### Given task
Copy out the listing below line for line with no changes, but drop the pictures.

#### Records provided ####

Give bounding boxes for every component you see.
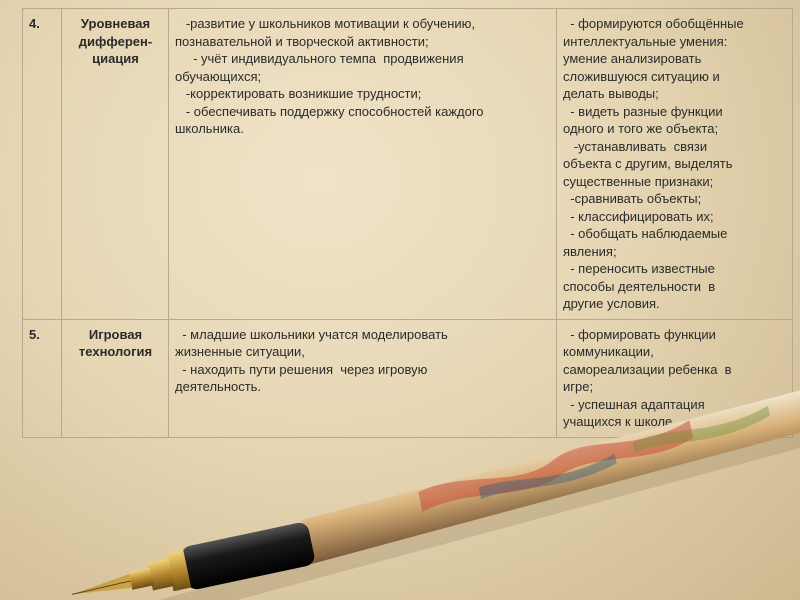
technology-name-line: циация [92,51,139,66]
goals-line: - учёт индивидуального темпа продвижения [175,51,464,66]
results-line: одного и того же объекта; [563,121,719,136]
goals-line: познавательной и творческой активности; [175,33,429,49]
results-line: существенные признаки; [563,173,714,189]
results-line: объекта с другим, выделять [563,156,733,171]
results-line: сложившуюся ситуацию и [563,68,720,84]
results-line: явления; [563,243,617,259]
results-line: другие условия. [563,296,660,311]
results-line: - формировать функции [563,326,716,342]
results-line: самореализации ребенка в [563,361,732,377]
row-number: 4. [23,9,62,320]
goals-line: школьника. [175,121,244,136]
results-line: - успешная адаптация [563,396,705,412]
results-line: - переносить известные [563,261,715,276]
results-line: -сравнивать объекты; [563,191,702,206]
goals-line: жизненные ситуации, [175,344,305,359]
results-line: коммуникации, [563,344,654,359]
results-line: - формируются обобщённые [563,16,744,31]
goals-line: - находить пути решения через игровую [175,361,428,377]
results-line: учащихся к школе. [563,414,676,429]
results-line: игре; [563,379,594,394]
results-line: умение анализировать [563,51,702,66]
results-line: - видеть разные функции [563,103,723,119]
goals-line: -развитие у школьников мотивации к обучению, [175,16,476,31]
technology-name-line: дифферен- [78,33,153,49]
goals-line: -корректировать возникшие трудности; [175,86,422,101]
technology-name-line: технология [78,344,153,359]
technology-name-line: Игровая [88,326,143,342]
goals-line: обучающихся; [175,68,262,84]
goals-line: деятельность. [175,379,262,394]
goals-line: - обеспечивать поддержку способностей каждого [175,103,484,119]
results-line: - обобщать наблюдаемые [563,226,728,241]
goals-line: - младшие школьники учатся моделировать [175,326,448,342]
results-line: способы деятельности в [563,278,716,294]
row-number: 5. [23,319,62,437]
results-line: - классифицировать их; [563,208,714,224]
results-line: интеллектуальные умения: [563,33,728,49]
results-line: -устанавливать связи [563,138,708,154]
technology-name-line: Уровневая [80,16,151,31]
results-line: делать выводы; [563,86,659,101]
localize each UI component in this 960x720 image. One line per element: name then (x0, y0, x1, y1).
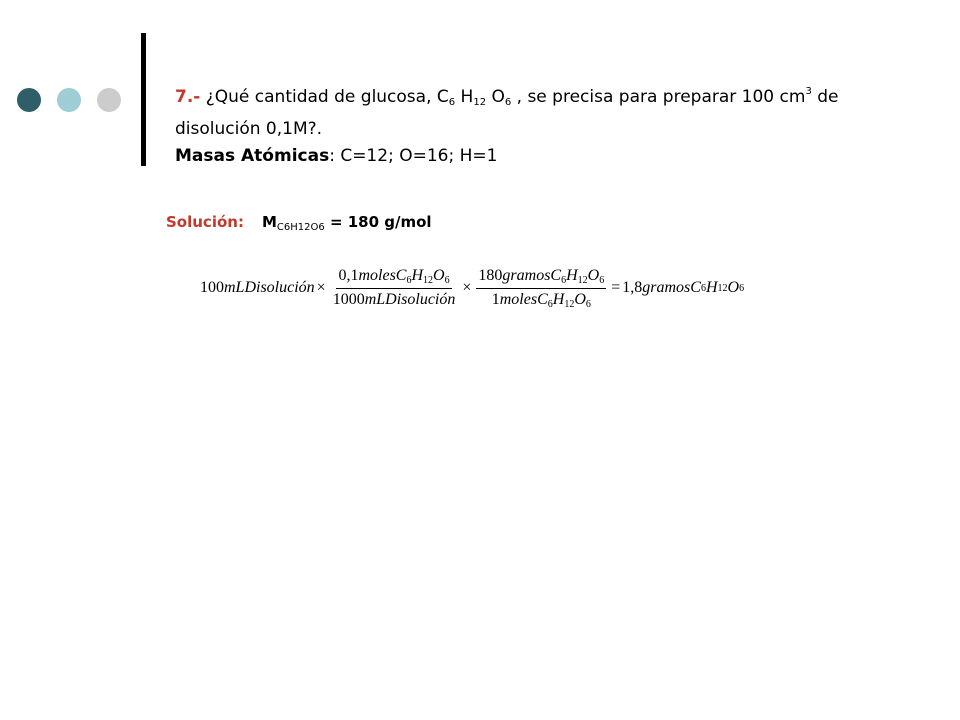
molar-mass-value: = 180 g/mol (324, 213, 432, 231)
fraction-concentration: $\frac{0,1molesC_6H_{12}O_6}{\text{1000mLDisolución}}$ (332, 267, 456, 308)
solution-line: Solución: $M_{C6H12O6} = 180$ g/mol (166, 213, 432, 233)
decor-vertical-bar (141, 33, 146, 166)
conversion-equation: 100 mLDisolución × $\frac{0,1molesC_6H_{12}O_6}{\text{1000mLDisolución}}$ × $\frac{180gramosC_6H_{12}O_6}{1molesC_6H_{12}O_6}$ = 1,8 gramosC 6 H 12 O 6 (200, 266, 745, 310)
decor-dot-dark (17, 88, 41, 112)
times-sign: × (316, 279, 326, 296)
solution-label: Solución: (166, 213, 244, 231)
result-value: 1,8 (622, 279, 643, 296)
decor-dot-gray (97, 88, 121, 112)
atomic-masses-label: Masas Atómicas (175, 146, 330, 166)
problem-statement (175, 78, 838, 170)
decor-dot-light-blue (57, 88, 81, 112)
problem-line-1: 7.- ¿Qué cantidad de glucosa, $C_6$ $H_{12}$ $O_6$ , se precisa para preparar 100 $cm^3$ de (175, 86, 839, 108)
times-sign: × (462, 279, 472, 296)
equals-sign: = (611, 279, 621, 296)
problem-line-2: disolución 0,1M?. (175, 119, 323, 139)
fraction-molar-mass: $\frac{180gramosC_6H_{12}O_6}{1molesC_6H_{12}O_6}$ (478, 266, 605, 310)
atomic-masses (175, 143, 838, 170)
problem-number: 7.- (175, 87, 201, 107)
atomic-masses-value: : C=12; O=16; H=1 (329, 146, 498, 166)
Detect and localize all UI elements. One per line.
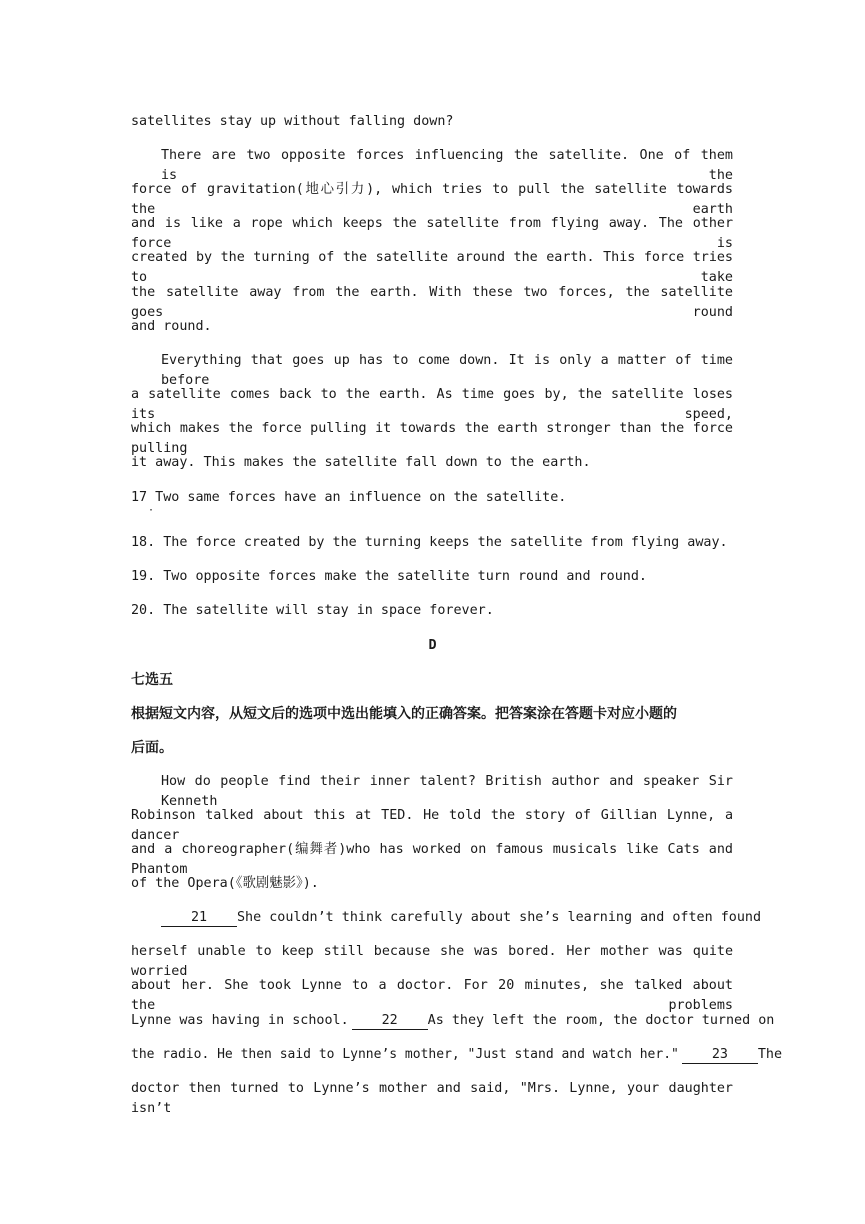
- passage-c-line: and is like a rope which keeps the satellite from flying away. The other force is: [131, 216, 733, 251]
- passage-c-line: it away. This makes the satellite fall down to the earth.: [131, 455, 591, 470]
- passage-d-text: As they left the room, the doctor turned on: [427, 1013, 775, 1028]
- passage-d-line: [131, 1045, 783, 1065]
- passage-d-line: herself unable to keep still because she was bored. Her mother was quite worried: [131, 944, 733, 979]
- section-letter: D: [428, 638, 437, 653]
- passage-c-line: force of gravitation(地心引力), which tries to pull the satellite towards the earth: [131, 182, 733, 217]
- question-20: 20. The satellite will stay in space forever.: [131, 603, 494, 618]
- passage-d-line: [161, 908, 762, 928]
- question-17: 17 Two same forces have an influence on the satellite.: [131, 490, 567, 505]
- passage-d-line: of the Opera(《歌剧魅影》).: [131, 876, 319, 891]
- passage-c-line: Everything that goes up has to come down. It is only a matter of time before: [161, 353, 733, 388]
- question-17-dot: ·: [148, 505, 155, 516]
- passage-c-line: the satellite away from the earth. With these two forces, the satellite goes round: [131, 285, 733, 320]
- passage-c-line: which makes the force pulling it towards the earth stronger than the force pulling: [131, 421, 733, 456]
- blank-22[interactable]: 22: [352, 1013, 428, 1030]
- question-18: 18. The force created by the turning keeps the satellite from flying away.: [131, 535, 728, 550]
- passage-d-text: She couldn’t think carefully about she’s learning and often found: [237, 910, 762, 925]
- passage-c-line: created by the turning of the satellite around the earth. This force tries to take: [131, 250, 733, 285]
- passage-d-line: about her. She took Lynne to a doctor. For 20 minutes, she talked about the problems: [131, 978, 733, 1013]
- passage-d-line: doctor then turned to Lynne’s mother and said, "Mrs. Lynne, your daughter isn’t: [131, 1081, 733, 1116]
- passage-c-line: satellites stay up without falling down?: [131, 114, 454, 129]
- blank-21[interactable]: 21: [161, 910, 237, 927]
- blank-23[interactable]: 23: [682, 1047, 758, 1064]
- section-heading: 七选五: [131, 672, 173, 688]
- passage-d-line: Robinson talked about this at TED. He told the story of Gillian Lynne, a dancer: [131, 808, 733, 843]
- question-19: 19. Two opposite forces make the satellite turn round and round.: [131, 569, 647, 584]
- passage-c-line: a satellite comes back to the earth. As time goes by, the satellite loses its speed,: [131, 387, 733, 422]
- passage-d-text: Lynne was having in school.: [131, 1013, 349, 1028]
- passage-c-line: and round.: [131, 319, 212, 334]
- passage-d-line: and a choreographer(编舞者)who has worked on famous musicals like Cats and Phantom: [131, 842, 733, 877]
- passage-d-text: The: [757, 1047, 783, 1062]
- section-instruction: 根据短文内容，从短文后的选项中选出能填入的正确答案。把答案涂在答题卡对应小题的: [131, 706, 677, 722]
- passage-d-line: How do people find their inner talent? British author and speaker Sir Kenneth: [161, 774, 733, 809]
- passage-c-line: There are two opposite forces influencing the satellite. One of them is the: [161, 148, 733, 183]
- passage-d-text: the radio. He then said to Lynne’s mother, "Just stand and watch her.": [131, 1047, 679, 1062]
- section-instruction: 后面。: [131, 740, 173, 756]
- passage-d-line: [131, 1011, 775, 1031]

####

### Solution to the exercise
Give bounding boxes for every component you see.
technology-name-line: циация [92,51,139,66]
goals-line: - учёт индивидуального темпа продвижения [175,51,464,66]
results-line: одного и того же объекта; [563,121,719,136]
goals-line: познавательной и творческой активности; [175,33,429,49]
results-line: существенные признаки; [563,173,714,189]
results-line: объекта с другим, выделять [563,156,733,171]
results-line: сложившуюся ситуацию и [563,68,720,84]
results-line: явления; [563,243,617,259]
results-line: другие условия. [563,296,660,311]
results-line: - формировать функции [563,326,716,342]
results-line: самореализации ребенка в [563,361,732,377]
row-number: 4. [23,9,62,320]
goals-line: школьника. [175,121,244,136]
results-line: - успешная адаптация [563,396,705,412]
results-line: - переносить известные [563,261,715,276]
results-line: -сравнивать объекты; [563,191,702,206]
goals-line: жизненные ситуации, [175,344,305,359]
results-line: коммуникации, [563,344,654,359]
results-line: - формируются обобщённые [563,16,744,31]
goals-line: - находить пути решения через игровую [175,361,428,377]
results-line: учащихся к школе. [563,414,676,429]
results-line: игре; [563,379,594,394]
results-line: умение анализировать [563,51,702,66]
results-line: - видеть разные функции [563,103,723,119]
goals-line: -развитие у школьников мотивации к обучению, [175,16,476,31]
technology-name-line: дифферен- [78,33,153,49]
goals-line: -корректировать возникшие трудности; [175,86,422,101]
technology-name-line: технология [78,344,153,359]
technology-name-line: Игровая [88,326,143,342]
goals-line: обучающихся; [175,68,262,84]
goals-line: деятельность. [175,379,262,394]
goals-line: - обеспечивать поддержку способностей каждого [175,103,484,119]
results-line: - обобщать наблюдаемые [563,226,728,241]
goals-line: - младшие школьники учатся моделировать [175,326,448,342]
results-line: способы деятельности в [563,278,716,294]
row-number: 5. [23,319,62,437]
results-line: - классифицировать их; [563,208,714,224]
results-line: интеллектуальные умения: [563,33,728,49]
results-line: -устанавливать связи [563,138,708,154]
technology-name-line: Уровневая [80,16,151,31]
results-line: делать выводы; [563,86,659,101]
localize each UI component in this 960x720 image. One line per element: name then (x0, y0, x1, y1).
molar-mass-value: = 180 g/mol (324, 213, 432, 231)
fraction-concentration: $\frac{0,1molesC_6H_{12}O_6}{\text{1000mLDisolución}}$ (332, 267, 456, 308)
solution-line: Solución: $M_{C6H12O6} = 180$ g/mol (166, 213, 432, 233)
decor-vertical-bar (141, 33, 146, 166)
conversion-equation: 100 mLDisolución × $\frac{0,1molesC_6H_{12}O_6}{\text{1000mLDisolución}}$ × $\frac{180gramosC_6H_{12}O_6}{1molesC_6H_{12}O_6}$ = 1,8 gramosC 6 H 12 O 6 (200, 266, 745, 310)
decor-dot-dark (17, 88, 41, 112)
times-sign: × (316, 279, 326, 296)
solution-label: Solución: (166, 213, 244, 231)
result-value: 1,8 (622, 279, 643, 296)
decor-dot-gray (97, 88, 121, 112)
atomic-masses-label: Masas Atómicas (175, 146, 330, 166)
problem-statement (175, 78, 838, 170)
decor-dot-light-blue (57, 88, 81, 112)
problem-line-1: 7.- ¿Qué cantidad de glucosa, $C_6$ $H_{12}$ $O_6$ , se precisa para preparar 100 $cm^3$ de (175, 86, 839, 108)
times-sign: × (462, 279, 472, 296)
equals-sign: = (611, 279, 621, 296)
problem-line-2: disolución 0,1M?. (175, 119, 323, 139)
fraction-molar-mass: $\frac{180gramosC_6H_{12}O_6}{1molesC_6H_{12}O_6}$ (478, 266, 605, 310)
atomic-masses (175, 143, 838, 170)
problem-number: 7.- (175, 87, 201, 107)
atomic-masses-value: : C=12; O=16; H=1 (329, 146, 498, 166)
Detect and localize all UI elements. One per line.
- passage-c-line: and is like a rope which keeps the satellite from flying away. The other force is: [131, 216, 733, 251]
- passage-c-line: it away. This makes the satellite fall down to the earth.: [131, 455, 591, 470]
- passage-d-text: As they left the room, the doctor turned on: [427, 1013, 775, 1028]
- passage-d-line: [131, 1045, 783, 1065]
- passage-d-line: herself unable to keep still because she was bored. Her mother was quite worried: [131, 944, 733, 979]
- section-letter: D: [428, 638, 437, 653]
- passage-c-line: force of gravitation(地心引力), which tries to pull the satellite towards the earth: [131, 182, 733, 217]
- question-20: 20. The satellite will stay in space forever.: [131, 603, 494, 618]
- passage-d-line: [161, 908, 762, 928]
- question-17: 17 Two same forces have an influence on the satellite.: [131, 490, 567, 505]
- passage-d-line: of the Opera(《歌剧魅影》).: [131, 876, 319, 891]
- passage-c-line: Everything that goes up has to come down. It is only a matter of time before: [161, 353, 733, 388]
- question-17-dot: ·: [148, 505, 155, 516]
- passage-c-line: the satellite away from the earth. With these two forces, the satellite goes round: [131, 285, 733, 320]
- passage-c-line: which makes the force pulling it towards the earth stronger than the force pulling: [131, 421, 733, 456]
- blank-22[interactable]: 22: [352, 1013, 428, 1030]
- question-18: 18. The force created by the turning keeps the satellite from flying away.: [131, 535, 728, 550]
- passage-d-text: She couldn’t think carefully about she’s learning and often found: [237, 910, 762, 925]
- passage-c-line: created by the turning of the satellite around the earth. This force tries to take: [131, 250, 733, 285]
- passage-d-line: about her. She took Lynne to a doctor. For 20 minutes, she talked about the problems: [131, 978, 733, 1013]
- passage-d-line: doctor then turned to Lynne’s mother and said, "Mrs. Lynne, your daughter isn’t: [131, 1081, 733, 1116]
- passage-c-line: satellites stay up without falling down?: [131, 114, 454, 129]
- blank-21[interactable]: 21: [161, 910, 237, 927]
- blank-23[interactable]: 23: [682, 1047, 758, 1064]
- section-heading: 七选五: [131, 672, 173, 688]
- passage-d-line: Robinson talked about this at TED. He told the story of Gillian Lynne, a dancer: [131, 808, 733, 843]
- question-19: 19. Two opposite forces make the satellite turn round and round.: [131, 569, 647, 584]
- passage-c-line: a satellite comes back to the earth. As time goes by, the satellite loses its speed,: [131, 387, 733, 422]
- passage-d-text: Lynne was having in school.: [131, 1013, 349, 1028]
- passage-c-line: and round.: [131, 319, 212, 334]
- passage-d-line: and a choreographer(编舞者)who has worked on famous musicals like Cats and Phantom: [131, 842, 733, 877]
- passage-d-text: The: [757, 1047, 783, 1062]
- section-instruction: 根据短文内容，从短文后的选项中选出能填入的正确答案。把答案涂在答题卡对应小题的: [131, 706, 677, 722]
- passage-d-line: How do people find their inner talent? British author and speaker Sir Kenneth: [161, 774, 733, 809]
- passage-c-line: There are two opposite forces influencing the satellite. One of them is the: [161, 148, 733, 183]
- passage-d-text: the radio. He then said to Lynne’s mother, "Just stand and watch her.": [131, 1047, 679, 1062]
- section-instruction: 后面。: [131, 740, 173, 756]
- passage-d-line: [131, 1011, 775, 1031]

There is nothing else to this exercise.